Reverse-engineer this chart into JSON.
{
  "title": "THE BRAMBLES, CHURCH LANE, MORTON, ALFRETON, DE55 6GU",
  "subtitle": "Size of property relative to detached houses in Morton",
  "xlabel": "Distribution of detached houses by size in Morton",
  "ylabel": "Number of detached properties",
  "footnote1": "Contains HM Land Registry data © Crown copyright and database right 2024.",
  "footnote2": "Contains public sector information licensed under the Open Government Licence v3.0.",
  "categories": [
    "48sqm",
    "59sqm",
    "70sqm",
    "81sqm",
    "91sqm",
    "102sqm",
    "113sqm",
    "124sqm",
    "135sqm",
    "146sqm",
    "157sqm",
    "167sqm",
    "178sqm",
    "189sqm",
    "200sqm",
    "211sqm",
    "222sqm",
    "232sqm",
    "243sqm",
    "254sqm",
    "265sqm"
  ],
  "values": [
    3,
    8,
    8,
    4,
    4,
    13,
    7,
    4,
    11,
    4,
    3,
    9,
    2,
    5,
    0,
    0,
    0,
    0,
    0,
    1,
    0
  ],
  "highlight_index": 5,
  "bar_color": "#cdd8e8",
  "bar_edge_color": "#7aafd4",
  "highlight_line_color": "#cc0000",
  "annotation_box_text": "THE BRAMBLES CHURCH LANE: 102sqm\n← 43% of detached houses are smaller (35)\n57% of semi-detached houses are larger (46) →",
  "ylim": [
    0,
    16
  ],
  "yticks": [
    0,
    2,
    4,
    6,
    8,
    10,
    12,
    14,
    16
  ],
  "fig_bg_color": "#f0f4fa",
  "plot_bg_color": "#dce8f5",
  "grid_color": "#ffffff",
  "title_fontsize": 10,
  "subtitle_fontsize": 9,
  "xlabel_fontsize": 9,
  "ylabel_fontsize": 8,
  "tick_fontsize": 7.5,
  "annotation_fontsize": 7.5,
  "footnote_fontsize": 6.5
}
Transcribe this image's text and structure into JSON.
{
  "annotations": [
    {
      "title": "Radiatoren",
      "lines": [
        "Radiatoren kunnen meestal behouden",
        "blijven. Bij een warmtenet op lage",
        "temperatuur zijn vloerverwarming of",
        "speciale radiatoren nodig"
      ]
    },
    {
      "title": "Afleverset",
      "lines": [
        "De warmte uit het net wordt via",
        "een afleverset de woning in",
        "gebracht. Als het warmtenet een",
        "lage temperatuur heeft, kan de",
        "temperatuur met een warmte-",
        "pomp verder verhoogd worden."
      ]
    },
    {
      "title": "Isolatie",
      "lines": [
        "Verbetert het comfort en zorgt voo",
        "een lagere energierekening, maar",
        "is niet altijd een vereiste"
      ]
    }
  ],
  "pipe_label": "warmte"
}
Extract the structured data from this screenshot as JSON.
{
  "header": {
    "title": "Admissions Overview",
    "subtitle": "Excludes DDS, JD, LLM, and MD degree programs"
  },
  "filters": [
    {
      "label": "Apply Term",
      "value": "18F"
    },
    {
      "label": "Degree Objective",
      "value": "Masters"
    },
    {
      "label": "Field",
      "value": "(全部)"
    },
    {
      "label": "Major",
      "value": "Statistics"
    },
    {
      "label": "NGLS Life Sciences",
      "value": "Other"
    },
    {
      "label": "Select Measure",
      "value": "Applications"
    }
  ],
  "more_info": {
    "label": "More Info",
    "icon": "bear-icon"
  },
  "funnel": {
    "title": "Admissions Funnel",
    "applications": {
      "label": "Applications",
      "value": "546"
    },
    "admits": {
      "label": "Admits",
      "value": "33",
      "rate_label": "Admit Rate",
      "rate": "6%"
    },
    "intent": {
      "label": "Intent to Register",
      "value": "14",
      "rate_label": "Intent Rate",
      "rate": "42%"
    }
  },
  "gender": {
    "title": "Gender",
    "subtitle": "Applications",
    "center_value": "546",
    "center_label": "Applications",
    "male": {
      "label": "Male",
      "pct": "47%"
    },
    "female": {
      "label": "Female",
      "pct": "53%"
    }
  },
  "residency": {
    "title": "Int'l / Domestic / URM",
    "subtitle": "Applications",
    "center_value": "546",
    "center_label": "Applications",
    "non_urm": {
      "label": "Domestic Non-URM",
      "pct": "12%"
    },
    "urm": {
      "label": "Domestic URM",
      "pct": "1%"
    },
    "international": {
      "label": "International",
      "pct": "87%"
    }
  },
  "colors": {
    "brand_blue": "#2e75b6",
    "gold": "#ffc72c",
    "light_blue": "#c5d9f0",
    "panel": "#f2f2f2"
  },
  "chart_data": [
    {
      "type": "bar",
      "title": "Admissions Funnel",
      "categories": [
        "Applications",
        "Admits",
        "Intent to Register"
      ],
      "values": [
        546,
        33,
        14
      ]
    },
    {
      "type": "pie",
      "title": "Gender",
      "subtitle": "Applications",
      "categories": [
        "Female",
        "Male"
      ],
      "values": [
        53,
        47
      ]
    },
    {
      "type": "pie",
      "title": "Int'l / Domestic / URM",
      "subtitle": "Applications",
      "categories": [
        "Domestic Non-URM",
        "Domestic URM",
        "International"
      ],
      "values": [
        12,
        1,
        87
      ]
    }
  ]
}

[Exercise goal]:
Copy the material above, line for line.

[Output for this exercise]:
Reverse-engineer this chart into JSON.
{
  "title": "THE BRAMBLES, CHURCH LANE, MORTON, ALFRETON, DE55 6GU",
  "subtitle": "Size of property relative to detached houses in Morton",
  "xlabel": "Distribution of detached houses by size in Morton",
  "ylabel": "Number of detached properties",
  "footnote1": "Contains HM Land Registry data © Crown copyright and database right 2024.",
  "footnote2": "Contains public sector information licensed under the Open Government Licence v3.0.",
  "categories": [
    "48sqm",
    "59sqm",
    "70sqm",
    "81sqm",
    "91sqm",
    "102sqm",
    "113sqm",
    "124sqm",
    "135sqm",
    "146sqm",
    "157sqm",
    "167sqm",
    "178sqm",
    "189sqm",
    "200sqm",
    "211sqm",
    "222sqm",
    "232sqm",
    "243sqm",
    "254sqm",
    "265sqm"
  ],
  "values": [
    3,
    8,
    8,
    4,
    4,
    13,
    7,
    4,
    11,
    4,
    3,
    9,
    2,
    5,
    0,
    0,
    0,
    0,
    0,
    1,
    0
  ],
  "highlight_index": 5,
  "bar_color": "#cdd8e8",
  "bar_edge_color": "#7aafd4",
  "highlight_line_color": "#cc0000",
  "annotation_box_text": "THE BRAMBLES CHURCH LANE: 102sqm\n← 43% of detached houses are smaller (35)\n57% of semi-detached houses are larger (46) →",
  "ylim": [
    0,
    16
  ],
  "yticks": [
    0,
    2,
    4,
    6,
    8,
    10,
    12,
    14,
    16
  ],
  "fig_bg_color": "#f0f4fa",
  "plot_bg_color": "#dce8f5",
  "grid_color": "#ffffff",
  "title_fontsize": 10,
  "subtitle_fontsize": 9,
  "xlabel_fontsize": 9,
  "ylabel_fontsize": 8,
  "tick_fontsize": 7.5,
  "annotation_fontsize": 7.5,
  "footnote_fontsize": 6.5
}
Transcribe this image's text and structure into JSON.
{
  "annotations": [
    {
      "title": "Radiatoren",
      "lines": [
        "Radiatoren kunnen meestal behouden",
        "blijven. Bij een warmtenet op lage",
        "temperatuur zijn vloerverwarming of",
        "speciale radiatoren nodig"
      ]
    },
    {
      "title": "Afleverset",
      "lines": [
        "De warmte uit het net wordt via",
        "een afleverset de woning in",
        "gebracht. Als het warmtenet een",
        "lage temperatuur heeft, kan de",
        "temperatuur met een warmte-",
        "pomp verder verhoogd worden."
      ]
    },
    {
      "title": "Isolatie",
      "lines": [
        "Verbetert het comfort en zorgt voo",
        "een lagere energierekening, maar",
        "is niet altijd een vereiste"
      ]
    }
  ],
  "pipe_label": "warmte"
}
Extract the structured data from this screenshot as JSON.
{
  "header": {
    "title": "Admissions Overview",
    "subtitle": "Excludes DDS, JD, LLM, and MD degree programs"
  },
  "filters": [
    {
      "label": "Apply Term",
      "value": "18F"
    },
    {
      "label": "Degree Objective",
      "value": "Masters"
    },
    {
      "label": "Field",
      "value": "(全部)"
    },
    {
      "label": "Major",
      "value": "Statistics"
    },
    {
      "label": "NGLS Life Sciences",
      "value": "Other"
    },
    {
      "label": "Select Measure",
      "value": "Applications"
    }
  ],
  "more_info": {
    "label": "More Info",
    "icon": "bear-icon"
  },
  "funnel": {
    "title": "Admissions Funnel",
    "applications": {
      "label": "Applications",
      "value": "546"
    },
    "admits": {
      "label": "Admits",
      "value": "33",
      "rate_label": "Admit Rate",
      "rate": "6%"
    },
    "intent": {
      "label": "Intent to Register",
      "value": "14",
      "rate_label": "Intent Rate",
      "rate": "42%"
    }
  },
  "gender": {
    "title": "Gender",
    "subtitle": "Applications",
    "center_value": "546",
    "center_label": "Applications",
    "male": {
      "label": "Male",
      "pct": "47%"
    },
    "female": {
      "label": "Female",
      "pct": "53%"
    }
  },
  "residency": {
    "title": "Int'l / Domestic / URM",
    "subtitle": "Applications",
    "center_value": "546",
    "center_label": "Applications",
    "non_urm": {
      "label": "Domestic Non-URM",
      "pct": "12%"
    },
    "urm": {
      "label": "Domestic URM",
      "pct": "1%"
    },
    "international": {
      "label": "International",
      "pct": "87%"
    }
  },
  "colors": {
    "brand_blue": "#2e75b6",
    "gold": "#ffc72c",
    "light_blue": "#c5d9f0",
    "panel": "#f2f2f2"
  },
  "chart_data": [
    {
      "type": "bar",
      "title": "Admissions Funnel",
      "categories": [
        "Applications",
        "Admits",
        "Intent to Register"
      ],
      "values": [
        546,
        33,
        14
      ]
    },
    {
      "type": "pie",
      "title": "Gender",
      "subtitle": "Applications",
      "categories": [
        "Female",
        "Male"
      ],
      "values": [
        53,
        47
      ]
    },
    {
      "type": "pie",
      "title": "Int'l / Domestic / URM",
      "subtitle": "Applications",
      "categories": [
        "Domestic Non-URM",
        "Domestic URM",
        "International"
      ],
      "values": [
        12,
        1,
        87
      ]
    }
  ]
}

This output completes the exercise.